- [WHAT THIS TASK INVOLVES]: Please return each line of the listing exactly as given.

▼

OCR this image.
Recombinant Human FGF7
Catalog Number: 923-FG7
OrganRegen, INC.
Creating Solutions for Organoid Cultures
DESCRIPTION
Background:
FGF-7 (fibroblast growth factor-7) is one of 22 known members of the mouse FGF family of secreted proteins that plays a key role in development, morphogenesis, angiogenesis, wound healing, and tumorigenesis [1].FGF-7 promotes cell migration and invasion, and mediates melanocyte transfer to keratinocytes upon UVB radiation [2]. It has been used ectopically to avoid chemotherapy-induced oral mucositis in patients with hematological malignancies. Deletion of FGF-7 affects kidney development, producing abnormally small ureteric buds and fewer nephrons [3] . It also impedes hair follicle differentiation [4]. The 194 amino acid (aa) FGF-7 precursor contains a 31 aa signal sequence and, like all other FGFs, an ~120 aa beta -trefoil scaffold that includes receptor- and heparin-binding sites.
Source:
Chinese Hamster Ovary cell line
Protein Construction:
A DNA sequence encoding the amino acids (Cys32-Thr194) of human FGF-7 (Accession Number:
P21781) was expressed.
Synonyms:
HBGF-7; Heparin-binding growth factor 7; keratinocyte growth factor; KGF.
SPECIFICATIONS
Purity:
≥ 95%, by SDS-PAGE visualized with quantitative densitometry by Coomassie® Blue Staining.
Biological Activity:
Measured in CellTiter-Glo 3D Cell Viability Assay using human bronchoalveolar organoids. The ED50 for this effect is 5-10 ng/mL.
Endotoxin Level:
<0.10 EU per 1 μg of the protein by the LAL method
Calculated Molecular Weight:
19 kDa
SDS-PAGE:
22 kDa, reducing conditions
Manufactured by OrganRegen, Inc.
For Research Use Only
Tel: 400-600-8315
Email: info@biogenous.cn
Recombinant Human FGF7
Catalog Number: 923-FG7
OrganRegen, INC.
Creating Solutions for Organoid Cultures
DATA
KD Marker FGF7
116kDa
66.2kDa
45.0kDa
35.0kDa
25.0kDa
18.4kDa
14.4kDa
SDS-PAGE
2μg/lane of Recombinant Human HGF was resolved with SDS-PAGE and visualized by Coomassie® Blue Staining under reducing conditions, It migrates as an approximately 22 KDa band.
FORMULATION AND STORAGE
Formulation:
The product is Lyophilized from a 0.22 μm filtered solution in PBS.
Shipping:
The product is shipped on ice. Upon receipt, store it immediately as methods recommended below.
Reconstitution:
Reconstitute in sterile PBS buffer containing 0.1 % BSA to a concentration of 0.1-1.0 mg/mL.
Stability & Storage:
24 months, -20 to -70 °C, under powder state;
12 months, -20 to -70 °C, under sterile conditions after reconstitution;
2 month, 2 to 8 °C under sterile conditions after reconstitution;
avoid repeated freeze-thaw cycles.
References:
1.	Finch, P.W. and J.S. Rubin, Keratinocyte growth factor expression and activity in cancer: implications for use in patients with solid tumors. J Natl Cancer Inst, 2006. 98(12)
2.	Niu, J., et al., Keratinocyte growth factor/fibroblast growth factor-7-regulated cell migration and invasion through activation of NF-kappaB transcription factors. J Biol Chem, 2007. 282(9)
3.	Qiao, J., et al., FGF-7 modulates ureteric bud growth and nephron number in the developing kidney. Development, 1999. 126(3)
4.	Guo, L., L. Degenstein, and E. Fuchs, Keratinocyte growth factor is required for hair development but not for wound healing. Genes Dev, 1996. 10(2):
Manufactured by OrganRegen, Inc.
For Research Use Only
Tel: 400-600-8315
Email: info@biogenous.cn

▲

- [TASK RESPONSE]:
OCR this image.
Recombinant Human FGF7
Catalog Number: 923-FG7
OrganRegen, INC.
Creating Solutions for Organoid Cultures
DESCRIPTION
Background:
FGF-7 (fibroblast growth factor-7) is one of 22 known members of the mouse FGF family of secreted proteins that plays a key role in development, morphogenesis, angiogenesis, wound healing, and tumorigenesis [1].FGF-7 promotes cell migration and invasion, and mediates melanocyte transfer to keratinocytes upon UVB radiation [2]. It has been used ectopically to avoid chemotherapy-induced oral mucositis in patients with hematological malignancies. Deletion of FGF-7 affects kidney development, producing abnormally small ureteric buds and fewer nephrons [3] . It also impedes hair follicle differentiation [4]. The 194 amino acid (aa) FGF-7 precursor contains a 31 aa signal sequence and, like all other FGFs, an ~120 aa beta -trefoil scaffold that includes receptor- and heparin-binding sites.
Source:
Chinese Hamster Ovary cell line
Protein Construction:
A DNA sequence encoding the amino acids (Cys32-Thr194) of human FGF-7 (Accession Number:
P21781) was expressed.
Synonyms:
HBGF-7; Heparin-binding growth factor 7; keratinocyte growth factor; KGF.
SPECIFICATIONS
Purity:
≥ 95%, by SDS-PAGE visualized with quantitative densitometry by Coomassie® Blue Staining.
Biological Activity:
Measured in CellTiter-Glo 3D Cell Viability Assay using human bronchoalveolar organoids. The ED50 for this effect is 5-10 ng/mL.
Endotoxin Level:
<0.10 EU per 1 μg of the protein by the LAL method
Calculated Molecular Weight:
19 kDa
SDS-PAGE:
22 kDa, reducing conditions
Manufactured by OrganRegen, Inc.
For Research Use Only
Tel: 400-600-8315
Email: info@biogenous.cn
Recombinant Human FGF7
Catalog Number: 923-FG7
OrganRegen, INC.
Creating Solutions for Organoid Cultures
DATA
KD Marker FGF7
116kDa
66.2kDa
45.0kDa
35.0kDa
25.0kDa
18.4kDa
14.4kDa
SDS-PAGE
2μg/lane of Recombinant Human HGF was resolved with SDS-PAGE and visualized by Coomassie® Blue Staining under reducing conditions, It migrates as an approximately 22 KDa band.
FORMULATION AND STORAGE
Formulation:
The product is Lyophilized from a 0.22 μm filtered solution in PBS.
Shipping:
The product is shipped on ice. Upon receipt, store it immediately as methods recommended below.
Reconstitution:
Reconstitute in sterile PBS buffer containing 0.1 % BSA to a concentration of 0.1-1.0 mg/mL.
Stability & Storage:
24 months, -20 to -70 °C, under powder state;
12 months, -20 to -70 °C, under sterile conditions after reconstitution;
2 month, 2 to 8 °C under sterile conditions after reconstitution;
avoid repeated freeze-thaw cycles.
References:
1.	Finch, P.W. and J.S. Rubin, Keratinocyte growth factor expression and activity in cancer: implications for use in patients with solid tumors. J Natl Cancer Inst, 2006. 98(12)
2.	Niu, J., et al., Keratinocyte growth factor/fibroblast growth factor-7-regulated cell migration and invasion through activation of NF-kappaB transcription factors. J Biol Chem, 2007. 282(9)
3.	Qiao, J., et al., FGF-7 modulates ureteric bud growth and nephron number in the developing kidney. Development, 1999. 126(3)
4.	Guo, L., L. Degenstein, and E. Fuchs, Keratinocyte growth factor is required for hair development but not for wound healing. Genes Dev, 1996. 10(2):
Manufactured by OrganRegen, Inc.
For Research Use Only
Tel: 400-600-8315
Email: info@biogenous.cn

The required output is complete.